▸ Exercise goal
Output every line below without omitting or altering anything.
# Start of Material provided
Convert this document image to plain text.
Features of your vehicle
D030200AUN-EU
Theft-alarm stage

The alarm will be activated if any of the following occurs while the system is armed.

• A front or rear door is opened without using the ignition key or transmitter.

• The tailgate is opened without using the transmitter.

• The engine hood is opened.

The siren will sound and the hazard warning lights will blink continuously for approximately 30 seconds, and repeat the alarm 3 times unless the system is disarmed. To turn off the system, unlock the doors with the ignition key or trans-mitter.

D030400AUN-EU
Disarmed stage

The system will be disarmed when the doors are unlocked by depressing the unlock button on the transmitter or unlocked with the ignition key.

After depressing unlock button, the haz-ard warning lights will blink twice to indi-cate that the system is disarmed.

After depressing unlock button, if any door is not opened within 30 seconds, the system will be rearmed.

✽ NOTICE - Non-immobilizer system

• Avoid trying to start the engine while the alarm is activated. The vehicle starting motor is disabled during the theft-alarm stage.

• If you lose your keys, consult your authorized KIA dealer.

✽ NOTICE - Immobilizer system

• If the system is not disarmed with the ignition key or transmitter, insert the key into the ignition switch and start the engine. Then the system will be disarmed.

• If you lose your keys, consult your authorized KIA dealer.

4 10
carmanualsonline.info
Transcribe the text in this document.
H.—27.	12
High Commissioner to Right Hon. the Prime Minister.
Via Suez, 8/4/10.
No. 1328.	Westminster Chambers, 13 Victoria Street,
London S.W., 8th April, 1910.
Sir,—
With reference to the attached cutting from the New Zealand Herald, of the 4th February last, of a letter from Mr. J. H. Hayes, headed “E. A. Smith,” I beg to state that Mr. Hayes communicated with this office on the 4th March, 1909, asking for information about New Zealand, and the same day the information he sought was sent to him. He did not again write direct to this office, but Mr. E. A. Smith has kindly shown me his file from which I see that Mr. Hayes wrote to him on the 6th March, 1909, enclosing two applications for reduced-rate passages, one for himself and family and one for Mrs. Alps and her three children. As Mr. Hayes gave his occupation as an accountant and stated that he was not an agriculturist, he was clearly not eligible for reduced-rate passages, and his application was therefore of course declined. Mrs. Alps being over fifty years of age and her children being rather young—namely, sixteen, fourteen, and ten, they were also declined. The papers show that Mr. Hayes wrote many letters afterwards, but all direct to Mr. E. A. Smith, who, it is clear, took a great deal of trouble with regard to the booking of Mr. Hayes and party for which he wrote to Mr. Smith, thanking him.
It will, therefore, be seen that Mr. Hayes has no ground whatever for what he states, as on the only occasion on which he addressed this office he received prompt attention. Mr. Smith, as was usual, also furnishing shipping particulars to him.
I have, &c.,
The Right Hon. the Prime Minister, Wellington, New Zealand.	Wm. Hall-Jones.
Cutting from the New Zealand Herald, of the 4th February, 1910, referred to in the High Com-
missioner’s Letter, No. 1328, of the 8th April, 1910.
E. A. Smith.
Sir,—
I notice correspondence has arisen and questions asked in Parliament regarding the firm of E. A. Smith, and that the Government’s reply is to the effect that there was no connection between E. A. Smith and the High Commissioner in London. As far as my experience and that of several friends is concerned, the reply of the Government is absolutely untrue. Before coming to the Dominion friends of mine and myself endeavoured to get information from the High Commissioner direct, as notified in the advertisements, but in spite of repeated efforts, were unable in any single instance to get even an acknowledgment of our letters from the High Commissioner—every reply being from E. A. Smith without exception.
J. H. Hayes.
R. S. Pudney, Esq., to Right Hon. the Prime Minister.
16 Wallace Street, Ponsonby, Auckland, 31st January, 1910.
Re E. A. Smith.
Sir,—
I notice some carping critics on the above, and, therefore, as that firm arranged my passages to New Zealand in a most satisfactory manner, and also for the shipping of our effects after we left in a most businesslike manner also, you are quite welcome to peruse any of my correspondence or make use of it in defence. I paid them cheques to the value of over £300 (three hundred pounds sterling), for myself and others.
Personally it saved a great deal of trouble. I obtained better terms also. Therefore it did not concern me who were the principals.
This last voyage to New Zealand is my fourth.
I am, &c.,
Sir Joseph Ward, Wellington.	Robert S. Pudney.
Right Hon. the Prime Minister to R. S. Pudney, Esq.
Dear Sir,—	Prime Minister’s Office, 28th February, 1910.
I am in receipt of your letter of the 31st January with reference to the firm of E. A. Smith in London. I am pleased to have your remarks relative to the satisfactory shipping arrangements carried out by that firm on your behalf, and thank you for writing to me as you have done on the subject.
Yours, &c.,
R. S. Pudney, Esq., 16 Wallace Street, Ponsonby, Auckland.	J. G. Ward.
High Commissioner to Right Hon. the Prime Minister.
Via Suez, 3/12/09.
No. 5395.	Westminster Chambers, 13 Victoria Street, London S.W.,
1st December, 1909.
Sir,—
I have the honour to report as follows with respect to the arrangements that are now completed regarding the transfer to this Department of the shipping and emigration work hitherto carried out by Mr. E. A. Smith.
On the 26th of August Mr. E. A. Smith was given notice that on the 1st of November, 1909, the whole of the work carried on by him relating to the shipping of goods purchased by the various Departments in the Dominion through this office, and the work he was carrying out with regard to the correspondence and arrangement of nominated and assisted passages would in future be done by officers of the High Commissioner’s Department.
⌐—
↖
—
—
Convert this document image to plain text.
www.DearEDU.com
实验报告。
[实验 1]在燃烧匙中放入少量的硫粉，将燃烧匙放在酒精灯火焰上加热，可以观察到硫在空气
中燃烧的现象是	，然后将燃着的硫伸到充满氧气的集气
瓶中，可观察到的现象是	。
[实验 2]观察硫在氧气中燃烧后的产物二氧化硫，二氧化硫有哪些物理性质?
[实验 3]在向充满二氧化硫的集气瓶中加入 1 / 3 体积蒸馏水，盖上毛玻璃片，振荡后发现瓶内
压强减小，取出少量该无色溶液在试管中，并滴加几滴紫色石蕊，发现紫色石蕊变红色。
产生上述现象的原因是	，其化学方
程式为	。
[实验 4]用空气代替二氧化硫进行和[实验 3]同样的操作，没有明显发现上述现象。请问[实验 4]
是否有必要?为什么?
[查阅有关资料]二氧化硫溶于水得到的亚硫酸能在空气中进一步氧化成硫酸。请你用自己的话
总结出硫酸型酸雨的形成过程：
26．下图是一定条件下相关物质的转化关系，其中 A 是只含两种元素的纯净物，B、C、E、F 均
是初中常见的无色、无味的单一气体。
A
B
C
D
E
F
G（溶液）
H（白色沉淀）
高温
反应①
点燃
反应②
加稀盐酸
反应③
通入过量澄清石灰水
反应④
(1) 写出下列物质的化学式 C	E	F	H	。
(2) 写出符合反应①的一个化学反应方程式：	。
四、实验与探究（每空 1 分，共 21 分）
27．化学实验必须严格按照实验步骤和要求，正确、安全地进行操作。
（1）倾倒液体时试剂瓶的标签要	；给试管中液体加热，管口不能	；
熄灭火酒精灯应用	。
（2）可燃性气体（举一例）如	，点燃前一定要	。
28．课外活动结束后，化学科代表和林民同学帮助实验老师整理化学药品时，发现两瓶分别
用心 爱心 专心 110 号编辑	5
# End of Material provided
▸ Result of the task
Convert this document image to plain text.
Features of your vehicle
D030200AUN-EU
Theft-alarm stage

The alarm will be activated if any of the following occurs while the system is armed.

• A front or rear door is opened without using the ignition key or transmitter.

• The tailgate is opened without using the transmitter.

• The engine hood is opened.

The siren will sound and the hazard warning lights will blink continuously for approximately 30 seconds, and repeat the alarm 3 times unless the system is disarmed. To turn off the system, unlock the doors with the ignition key or trans-mitter.

D030400AUN-EU
Disarmed stage

The system will be disarmed when the doors are unlocked by depressing the unlock button on the transmitter or unlocked with the ignition key.

After depressing unlock button, the haz-ard warning lights will blink twice to indi-cate that the system is disarmed.

After depressing unlock button, if any door is not opened within 30 seconds, the system will be rearmed.

✽ NOTICE - Non-immobilizer system

• Avoid trying to start the engine while the alarm is activated. The vehicle starting motor is disabled during the theft-alarm stage.

• If you lose your keys, consult your authorized KIA dealer.

✽ NOTICE - Immobilizer system

• If the system is not disarmed with the ignition key or transmitter, insert the key into the ignition switch and start the engine. Then the system will be disarmed.

• If you lose your keys, consult your authorized KIA dealer.

4 10
carmanualsonline.info
Transcribe the text in this document.
H.—27.	12
High Commissioner to Right Hon. the Prime Minister.
Via Suez, 8/4/10.
No. 1328.	Westminster Chambers, 13 Victoria Street,
London S.W., 8th April, 1910.
Sir,—
With reference to the attached cutting from the New Zealand Herald, of the 4th February last, of a letter from Mr. J. H. Hayes, headed “E. A. Smith,” I beg to state that Mr. Hayes communicated with this office on the 4th March, 1909, asking for information about New Zealand, and the same day the information he sought was sent to him. He did not again write direct to this office, but Mr. E. A. Smith has kindly shown me his file from which I see that Mr. Hayes wrote to him on the 6th March, 1909, enclosing two applications for reduced-rate passages, one for himself and family and one for Mrs. Alps and her three children. As Mr. Hayes gave his occupation as an accountant and stated that he was not an agriculturist, he was clearly not eligible for reduced-rate passages, and his application was therefore of course declined. Mrs. Alps being over fifty years of age and her children being rather young—namely, sixteen, fourteen, and ten, they were also declined. The papers show that Mr. Hayes wrote many letters afterwards, but all direct to Mr. E. A. Smith, who, it is clear, took a great deal of trouble with regard to the booking of Mr. Hayes and party for which he wrote to Mr. Smith, thanking him.
It will, therefore, be seen that Mr. Hayes has no ground whatever for what he states, as on the only occasion on which he addressed this office he received prompt attention. Mr. Smith, as was usual, also furnishing shipping particulars to him.
I have, &c.,
The Right Hon. the Prime Minister, Wellington, New Zealand.	Wm. Hall-Jones.
Cutting from the New Zealand Herald, of the 4th February, 1910, referred to in the High Com-
missioner’s Letter, No. 1328, of the 8th April, 1910.
E. A. Smith.
Sir,—
I notice correspondence has arisen and questions asked in Parliament regarding the firm of E. A. Smith, and that the Government’s reply is to the effect that there was no connection between E. A. Smith and the High Commissioner in London. As far as my experience and that of several friends is concerned, the reply of the Government is absolutely untrue. Before coming to the Dominion friends of mine and myself endeavoured to get information from the High Commissioner direct, as notified in the advertisements, but in spite of repeated efforts, were unable in any single instance to get even an acknowledgment of our letters from the High Commissioner—every reply being from E. A. Smith without exception.
J. H. Hayes.
R. S. Pudney, Esq., to Right Hon. the Prime Minister.
16 Wallace Street, Ponsonby, Auckland, 31st January, 1910.
Re E. A. Smith.
Sir,—
I notice some carping critics on the above, and, therefore, as that firm arranged my passages to New Zealand in a most satisfactory manner, and also for the shipping of our effects after we left in a most businesslike manner also, you are quite welcome to peruse any of my correspondence or make use of it in defence. I paid them cheques to the value of over £300 (three hundred pounds sterling), for myself and others.
Personally it saved a great deal of trouble. I obtained better terms also. Therefore it did not concern me who were the principals.
This last voyage to New Zealand is my fourth.
I am, &c.,
Sir Joseph Ward, Wellington.	Robert S. Pudney.
Right Hon. the Prime Minister to R. S. Pudney, Esq.
Dear Sir,—	Prime Minister’s Office, 28th February, 1910.
I am in receipt of your letter of the 31st January with reference to the firm of E. A. Smith in London. I am pleased to have your remarks relative to the satisfactory shipping arrangements carried out by that firm on your behalf, and thank you for writing to me as you have done on the subject.
Yours, &c.,
R. S. Pudney, Esq., 16 Wallace Street, Ponsonby, Auckland.	J. G. Ward.
High Commissioner to Right Hon. the Prime Minister.
Via Suez, 3/12/09.
No. 5395.	Westminster Chambers, 13 Victoria Street, London S.W.,
1st December, 1909.
Sir,—
I have the honour to report as follows with respect to the arrangements that are now completed regarding the transfer to this Department of the shipping and emigration work hitherto carried out by Mr. E. A. Smith.
On the 26th of August Mr. E. A. Smith was given notice that on the 1st of November, 1909, the whole of the work carried on by him relating to the shipping of goods purchased by the various Departments in the Dominion through this office, and the work he was carrying out with regard to the correspondence and arrangement of nominated and assisted passages would in future be done by officers of the High Commissioner’s Department.
⌐—
↖
—
—
Convert this document image to plain text.
www.DearEDU.com
实验报告。
[实验 1]在燃烧匙中放入少量的硫粉，将燃烧匙放在酒精灯火焰上加热，可以观察到硫在空气
中燃烧的现象是	，然后将燃着的硫伸到充满氧气的集气
瓶中，可观察到的现象是	。
[实验 2]观察硫在氧气中燃烧后的产物二氧化硫，二氧化硫有哪些物理性质?
[实验 3]在向充满二氧化硫的集气瓶中加入 1 / 3 体积蒸馏水，盖上毛玻璃片，振荡后发现瓶内
压强减小，取出少量该无色溶液在试管中，并滴加几滴紫色石蕊，发现紫色石蕊变红色。
产生上述现象的原因是	，其化学方
程式为	。
[实验 4]用空气代替二氧化硫进行和[实验 3]同样的操作，没有明显发现上述现象。请问[实验 4]
是否有必要?为什么?
[查阅有关资料]二氧化硫溶于水得到的亚硫酸能在空气中进一步氧化成硫酸。请你用自己的话
总结出硫酸型酸雨的形成过程：
26．下图是一定条件下相关物质的转化关系，其中 A 是只含两种元素的纯净物，B、C、E、F 均
是初中常见的无色、无味的单一气体。
A
B
C
D
E
F
G（溶液）
H（白色沉淀）
高温
反应①
点燃
反应②
加稀盐酸
反应③
通入过量澄清石灰水
反应④
(1) 写出下列物质的化学式 C	E	F	H	。
(2) 写出符合反应①的一个化学反应方程式：	。
四、实验与探究（每空 1 分，共 21 分）
27．化学实验必须严格按照实验步骤和要求，正确、安全地进行操作。
（1）倾倒液体时试剂瓶的标签要	；给试管中液体加热，管口不能	；
熄灭火酒精灯应用	。
（2）可燃性气体（举一例）如	，点燃前一定要	。
28．课外活动结束后，化学科代表和林民同学帮助实验老师整理化学药品时，发现两瓶分别
用心 爱心 专心 110 号编辑	5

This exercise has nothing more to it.